**Kutipan Dokumen**.
================
Mahasiswa Offering AA Angkatan 2010 Fakultas Sastra Universitas Negeri Malang. Diberdayakan oleh Blogger.
RSS

Hujan Kebaikan Seorang Perempuan Dalam Puisi “Ibu” Zawawi Imron



Hujan Kebaikan Seorang Perempuan Dalam Puisi “Ibu” Zawawi Imron
Oleh: Mita Indriani

Percaturan Sastra Indonesia diramaikan oleh penyair-penyair yang penuh kreatifitas termasuk Zawawi Imron. Beliau mulai dikenal setelah Temu Penyair 10 kota di Taman Marzuki Ali di Jakarta tahun 1982. Zawawi Imron ialah penyair yang salah satu puisinya akan dibahasa dalam esai ini. Tepatnya puisi yang berjudul “Ibu” dari kumpulan puisi yang berjudul Bantalku Ombak Selimutku Angin (1996). Beliau dilahirkan di tanah Madura yaitu di desa Batang-batang, Kabupaten Sumenep sehingga beliau juga terkenal sebagai Budayawan Madura. Tanah kelahirannya ini sekaligus menjadi inspirasi puisi-puisi yang ditulisnya. Beliau sangat suka menulis sajak-sajak tentang alam terutama tentang tanah kelahirannya. Sejak tamat Sekolah Rakyat beliau melanjutkan sekolah ke pesantren sehingga sampai saat ini beliau sering mengadakan ceramah sekaligus membacakan sajak-sajaknya. Kumpulan sajaknya Bulan Tertusuk Ilallang mengilhami Sutradara Garin Nugroho untuk membuat film layar perak Bulan Tertusuk Ilallang. Beberapa sajaknya telah diterjemahkan ke dalam Bahasa Inggris, Belanda dan Bulgaria juga banyak sajak-sajaknya yang telah meraih berbagai penghargaan.
================
**Tugas A**. Menurut esai tentang puisi "Ibu" karya Zawawi Imron, di desa mana penyair itu dilahirkan?
**Tugas B**. Sebutkan semua bahasa yang menjadi tujuan penerjemahan sajak-sajak Zawawi Imron menurut esai tentang puisi "Ibu" itu.
**Tugas C**. Tolong lanjutkan esai tentang puisi "Ibu" karya Zawawi Imron mulai dari kalimat terakhirnya.

**Cuplikan Data**.
================
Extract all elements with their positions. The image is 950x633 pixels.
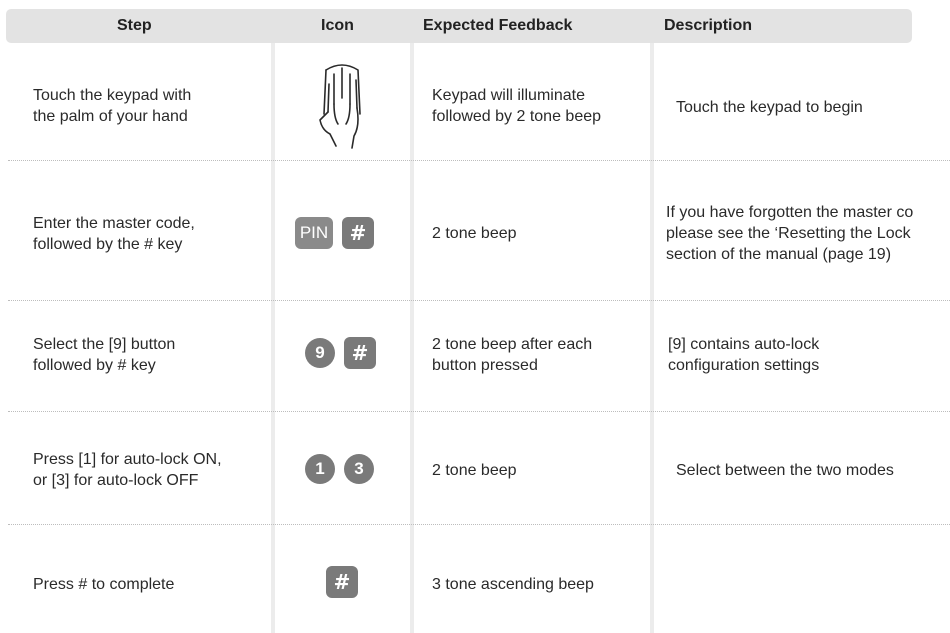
================
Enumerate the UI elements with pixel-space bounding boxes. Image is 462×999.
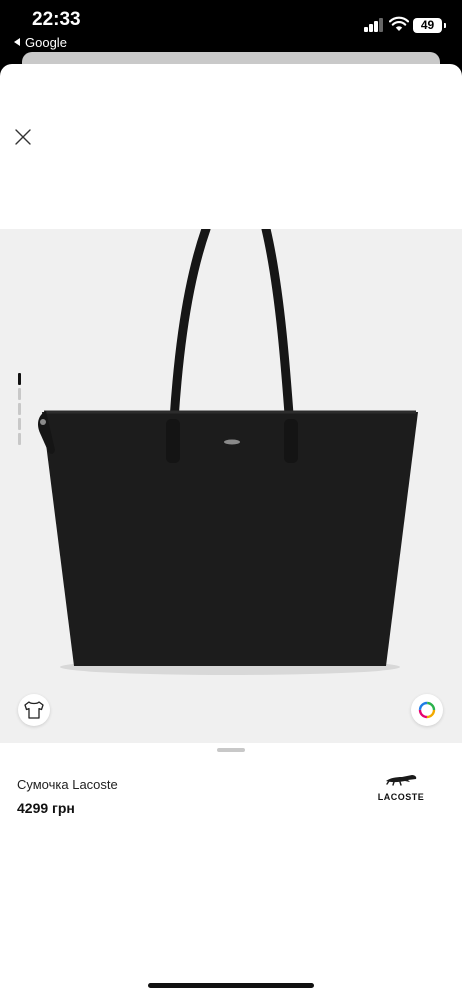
================
**Jawaban Tertulis A**. Di desa Batang-batang, Kabupaten Sumenep, Madura.

**Jawaban Tertulis B**. Bahasa Inggris, Belanda, dan Bulgaria.

**Jawaban Tertulis C**.
Kebanyakan perempuan Madura ketika itu menyatakan pikirannya melalui kidung-kidung. Beliau sering mendengar ibunya mengidung di senggang waktu kerjanya. Perempuan-perempuan mengidung sambil menganyam tikar yang dibuat dari daun siwalan. Perempuan Madura juga mencari rumput untuk ternaknya. Dari perempuan pula yaitu ibunya Zawawi belajar kepekaan terhadap alam. Beliau juga myakini bahwa bahasa sajak yang beliau pelajari tidak ditemukan begitu saja, tetapi dibentuk oleh struktur kebahasaan ibunya yang Madura. Dalam kesehariannya sang ibu juga sering mendongeng. Terlebih pada saat belan purnama berkumpul di halamn sambil menggelar tikar. Dari beberapa pernyataan tadi dapat disimpulkan bahwa beliau begitu dekat dengan sang ibu. Salah satu wujud kecintaannya pada sang ibu terwujud dalam puisi yang berjudul “Ibu”.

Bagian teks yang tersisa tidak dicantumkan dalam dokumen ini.